Given information:
===

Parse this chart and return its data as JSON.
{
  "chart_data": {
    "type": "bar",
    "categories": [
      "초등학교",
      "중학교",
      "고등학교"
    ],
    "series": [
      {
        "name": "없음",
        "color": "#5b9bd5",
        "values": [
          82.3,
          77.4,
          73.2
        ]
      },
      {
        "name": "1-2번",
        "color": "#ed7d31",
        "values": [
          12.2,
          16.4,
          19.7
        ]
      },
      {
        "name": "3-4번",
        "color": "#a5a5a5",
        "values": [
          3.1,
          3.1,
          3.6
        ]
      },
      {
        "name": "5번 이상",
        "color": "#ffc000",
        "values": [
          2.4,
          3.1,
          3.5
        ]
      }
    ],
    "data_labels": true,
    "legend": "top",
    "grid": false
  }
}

===

Without leaving anything out, quote all the data.

Parse this chart and return its data as JSON.
{
  "chart_data": {
    "type": "bar",
    "categories": [
      "초등학교",
      "중학교",
      "고등학교"
    ],
    "series": [
      {
        "name": "없음",
        "color": "#5b9bd5",
        "values": [
          82.3,
          77.4,
          73.2
        ]
      },
      {
        "name": "1-2번",
        "color": "#ed7d31",
        "values": [
          12.2,
          16.4,
          19.7
        ]
      },
      {
        "name": "3-4번",
        "color": "#a5a5a5",
        "values": [
          3.1,
          3.1,
          3.6
        ]
      },
      {
        "name": "5번 이상",
        "color": "#ffc000",
        "values": [
          2.4,
          3.1,
          3.5
        ]
      }
    ],
    "data_labels": true,
    "legend": "top",
    "grid": false
  }
}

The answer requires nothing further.